# Aim of the exercise
Examine the material below. Gather every line in which the string "ylabel" appears.

# Records shown
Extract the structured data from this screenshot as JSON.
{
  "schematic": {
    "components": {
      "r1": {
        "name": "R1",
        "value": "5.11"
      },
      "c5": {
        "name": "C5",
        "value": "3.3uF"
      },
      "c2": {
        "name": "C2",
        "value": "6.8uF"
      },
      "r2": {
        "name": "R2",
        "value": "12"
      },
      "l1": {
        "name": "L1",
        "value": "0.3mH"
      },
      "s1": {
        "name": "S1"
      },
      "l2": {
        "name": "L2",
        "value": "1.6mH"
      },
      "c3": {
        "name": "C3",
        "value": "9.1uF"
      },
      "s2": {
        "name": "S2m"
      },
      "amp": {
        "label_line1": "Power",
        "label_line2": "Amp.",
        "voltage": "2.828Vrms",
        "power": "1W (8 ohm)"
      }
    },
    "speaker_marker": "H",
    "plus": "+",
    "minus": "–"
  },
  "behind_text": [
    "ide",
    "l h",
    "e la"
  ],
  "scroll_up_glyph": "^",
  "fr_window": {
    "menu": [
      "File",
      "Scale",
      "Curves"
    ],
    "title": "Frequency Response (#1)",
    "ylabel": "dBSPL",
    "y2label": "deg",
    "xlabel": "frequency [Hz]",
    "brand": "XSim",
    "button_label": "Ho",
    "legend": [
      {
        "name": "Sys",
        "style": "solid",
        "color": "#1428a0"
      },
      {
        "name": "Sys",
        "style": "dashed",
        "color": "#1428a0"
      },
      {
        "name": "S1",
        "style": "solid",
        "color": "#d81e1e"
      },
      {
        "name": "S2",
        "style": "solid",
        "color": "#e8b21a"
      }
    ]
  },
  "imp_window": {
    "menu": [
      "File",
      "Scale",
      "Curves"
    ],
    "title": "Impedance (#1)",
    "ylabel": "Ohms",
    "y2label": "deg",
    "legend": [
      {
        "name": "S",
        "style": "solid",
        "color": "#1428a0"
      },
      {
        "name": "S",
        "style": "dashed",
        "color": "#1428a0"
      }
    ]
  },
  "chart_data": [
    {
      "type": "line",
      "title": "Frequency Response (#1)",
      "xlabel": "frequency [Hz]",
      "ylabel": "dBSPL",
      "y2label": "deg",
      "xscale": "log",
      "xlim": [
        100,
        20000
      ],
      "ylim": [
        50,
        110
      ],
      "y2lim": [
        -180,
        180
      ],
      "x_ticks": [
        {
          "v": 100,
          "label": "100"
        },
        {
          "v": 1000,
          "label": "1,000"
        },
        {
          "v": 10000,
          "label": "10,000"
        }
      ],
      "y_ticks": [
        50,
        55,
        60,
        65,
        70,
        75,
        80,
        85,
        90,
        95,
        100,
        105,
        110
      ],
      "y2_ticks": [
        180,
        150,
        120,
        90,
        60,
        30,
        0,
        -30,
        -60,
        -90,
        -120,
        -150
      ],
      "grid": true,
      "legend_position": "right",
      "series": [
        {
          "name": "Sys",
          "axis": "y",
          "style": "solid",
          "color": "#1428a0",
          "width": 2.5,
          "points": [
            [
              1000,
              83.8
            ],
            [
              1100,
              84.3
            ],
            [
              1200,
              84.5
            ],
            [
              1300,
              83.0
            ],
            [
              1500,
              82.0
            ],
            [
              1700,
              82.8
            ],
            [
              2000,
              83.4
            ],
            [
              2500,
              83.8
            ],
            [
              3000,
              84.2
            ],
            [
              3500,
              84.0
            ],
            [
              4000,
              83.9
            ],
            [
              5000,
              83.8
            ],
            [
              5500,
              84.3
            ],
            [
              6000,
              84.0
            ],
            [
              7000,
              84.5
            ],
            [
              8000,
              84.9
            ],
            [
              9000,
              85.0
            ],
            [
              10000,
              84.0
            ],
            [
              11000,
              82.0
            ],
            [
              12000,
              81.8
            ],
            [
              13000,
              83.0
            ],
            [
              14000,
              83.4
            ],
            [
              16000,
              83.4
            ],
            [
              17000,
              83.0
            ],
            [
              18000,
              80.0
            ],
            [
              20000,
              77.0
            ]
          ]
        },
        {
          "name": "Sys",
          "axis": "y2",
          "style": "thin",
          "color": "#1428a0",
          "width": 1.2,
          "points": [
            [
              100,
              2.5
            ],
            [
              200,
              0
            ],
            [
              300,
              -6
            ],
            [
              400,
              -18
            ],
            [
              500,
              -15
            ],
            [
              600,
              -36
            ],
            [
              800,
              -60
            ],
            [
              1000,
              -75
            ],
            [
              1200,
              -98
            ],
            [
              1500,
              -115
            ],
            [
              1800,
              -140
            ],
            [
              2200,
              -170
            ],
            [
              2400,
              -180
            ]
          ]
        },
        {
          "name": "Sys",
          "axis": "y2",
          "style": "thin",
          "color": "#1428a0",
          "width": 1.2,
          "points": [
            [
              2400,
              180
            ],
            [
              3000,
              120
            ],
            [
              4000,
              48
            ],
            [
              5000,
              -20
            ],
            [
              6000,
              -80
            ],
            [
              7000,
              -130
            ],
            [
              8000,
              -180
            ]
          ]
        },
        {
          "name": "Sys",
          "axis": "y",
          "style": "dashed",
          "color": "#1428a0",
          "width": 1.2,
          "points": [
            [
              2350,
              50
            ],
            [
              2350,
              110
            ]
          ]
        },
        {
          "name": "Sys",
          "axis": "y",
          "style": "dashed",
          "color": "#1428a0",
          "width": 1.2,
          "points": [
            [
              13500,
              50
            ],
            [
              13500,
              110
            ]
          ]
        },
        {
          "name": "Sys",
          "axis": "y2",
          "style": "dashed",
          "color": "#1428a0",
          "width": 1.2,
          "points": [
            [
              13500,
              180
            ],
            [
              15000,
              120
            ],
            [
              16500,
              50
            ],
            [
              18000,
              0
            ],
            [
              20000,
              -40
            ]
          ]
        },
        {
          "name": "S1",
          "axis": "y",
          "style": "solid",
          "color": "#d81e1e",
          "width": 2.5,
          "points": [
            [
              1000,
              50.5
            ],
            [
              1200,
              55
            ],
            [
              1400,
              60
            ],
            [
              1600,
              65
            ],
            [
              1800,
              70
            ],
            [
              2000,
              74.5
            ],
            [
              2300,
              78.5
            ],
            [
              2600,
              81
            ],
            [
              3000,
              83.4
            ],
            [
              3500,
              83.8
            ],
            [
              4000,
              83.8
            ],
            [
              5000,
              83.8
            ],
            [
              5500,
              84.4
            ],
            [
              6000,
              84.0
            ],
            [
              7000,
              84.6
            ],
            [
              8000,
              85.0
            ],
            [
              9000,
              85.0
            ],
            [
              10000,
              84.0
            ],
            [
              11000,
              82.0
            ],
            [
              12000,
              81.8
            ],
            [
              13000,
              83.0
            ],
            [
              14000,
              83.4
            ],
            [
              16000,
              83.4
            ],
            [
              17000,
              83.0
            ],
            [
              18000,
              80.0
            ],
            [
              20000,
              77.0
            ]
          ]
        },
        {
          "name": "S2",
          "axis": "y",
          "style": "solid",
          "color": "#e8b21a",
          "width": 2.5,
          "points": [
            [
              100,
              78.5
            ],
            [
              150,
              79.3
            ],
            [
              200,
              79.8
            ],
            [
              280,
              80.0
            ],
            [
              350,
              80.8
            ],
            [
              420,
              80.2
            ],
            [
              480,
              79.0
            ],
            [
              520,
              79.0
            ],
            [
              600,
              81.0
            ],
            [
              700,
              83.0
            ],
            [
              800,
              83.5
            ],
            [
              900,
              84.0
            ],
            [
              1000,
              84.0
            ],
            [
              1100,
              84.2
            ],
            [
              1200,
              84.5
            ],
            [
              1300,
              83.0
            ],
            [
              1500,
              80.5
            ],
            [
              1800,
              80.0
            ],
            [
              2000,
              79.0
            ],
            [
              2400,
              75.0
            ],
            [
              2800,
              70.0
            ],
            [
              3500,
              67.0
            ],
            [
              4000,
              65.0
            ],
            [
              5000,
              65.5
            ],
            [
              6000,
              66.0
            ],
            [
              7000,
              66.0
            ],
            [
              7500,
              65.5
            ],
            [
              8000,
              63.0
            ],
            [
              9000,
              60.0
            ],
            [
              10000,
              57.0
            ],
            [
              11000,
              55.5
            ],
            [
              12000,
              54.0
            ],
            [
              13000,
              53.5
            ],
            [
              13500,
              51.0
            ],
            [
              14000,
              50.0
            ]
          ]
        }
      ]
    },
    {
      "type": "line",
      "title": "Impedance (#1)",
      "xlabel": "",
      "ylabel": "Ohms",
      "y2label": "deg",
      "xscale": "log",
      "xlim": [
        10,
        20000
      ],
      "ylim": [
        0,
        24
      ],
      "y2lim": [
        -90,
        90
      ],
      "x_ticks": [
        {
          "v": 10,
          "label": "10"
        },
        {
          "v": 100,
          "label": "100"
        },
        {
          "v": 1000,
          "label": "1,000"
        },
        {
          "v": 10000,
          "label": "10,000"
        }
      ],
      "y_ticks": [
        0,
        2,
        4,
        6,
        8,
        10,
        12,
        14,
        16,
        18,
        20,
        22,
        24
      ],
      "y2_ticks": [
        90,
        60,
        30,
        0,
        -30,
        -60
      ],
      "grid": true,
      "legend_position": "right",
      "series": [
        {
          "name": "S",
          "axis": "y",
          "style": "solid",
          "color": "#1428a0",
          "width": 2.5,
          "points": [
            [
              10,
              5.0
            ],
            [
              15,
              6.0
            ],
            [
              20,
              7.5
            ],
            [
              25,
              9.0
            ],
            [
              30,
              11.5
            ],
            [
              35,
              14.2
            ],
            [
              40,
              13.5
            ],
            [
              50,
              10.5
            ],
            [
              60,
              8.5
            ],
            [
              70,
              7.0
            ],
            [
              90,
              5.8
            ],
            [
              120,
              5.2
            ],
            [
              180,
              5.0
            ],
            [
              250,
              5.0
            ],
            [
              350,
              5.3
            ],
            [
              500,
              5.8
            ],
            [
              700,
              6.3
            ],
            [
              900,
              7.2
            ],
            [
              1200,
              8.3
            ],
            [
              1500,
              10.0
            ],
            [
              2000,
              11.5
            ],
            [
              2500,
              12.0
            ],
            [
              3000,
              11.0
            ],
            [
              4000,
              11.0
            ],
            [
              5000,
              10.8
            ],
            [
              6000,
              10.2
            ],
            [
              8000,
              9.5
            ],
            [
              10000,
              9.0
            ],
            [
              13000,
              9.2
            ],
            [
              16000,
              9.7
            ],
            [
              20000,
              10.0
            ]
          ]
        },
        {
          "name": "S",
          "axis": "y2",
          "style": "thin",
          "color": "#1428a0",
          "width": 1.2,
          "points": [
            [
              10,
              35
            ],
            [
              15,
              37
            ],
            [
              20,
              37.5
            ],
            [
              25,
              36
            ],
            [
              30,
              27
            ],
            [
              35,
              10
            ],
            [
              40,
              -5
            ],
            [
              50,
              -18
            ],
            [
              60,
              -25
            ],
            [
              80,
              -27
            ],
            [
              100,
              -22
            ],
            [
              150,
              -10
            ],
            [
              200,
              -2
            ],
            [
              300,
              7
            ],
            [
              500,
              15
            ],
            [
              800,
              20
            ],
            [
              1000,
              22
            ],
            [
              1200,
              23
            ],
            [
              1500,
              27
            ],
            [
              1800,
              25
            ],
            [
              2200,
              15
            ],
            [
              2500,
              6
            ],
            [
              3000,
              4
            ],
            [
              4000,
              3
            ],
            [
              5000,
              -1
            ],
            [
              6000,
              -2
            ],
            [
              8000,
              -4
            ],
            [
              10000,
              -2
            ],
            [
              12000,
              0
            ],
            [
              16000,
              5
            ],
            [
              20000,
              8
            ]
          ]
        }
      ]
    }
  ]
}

# Answer for this exercise
    "ylabel": "dBSPL",
    "ylabel": "Ohms",
      "ylabel": "dBSPL",
      "ylabel": "Ohms",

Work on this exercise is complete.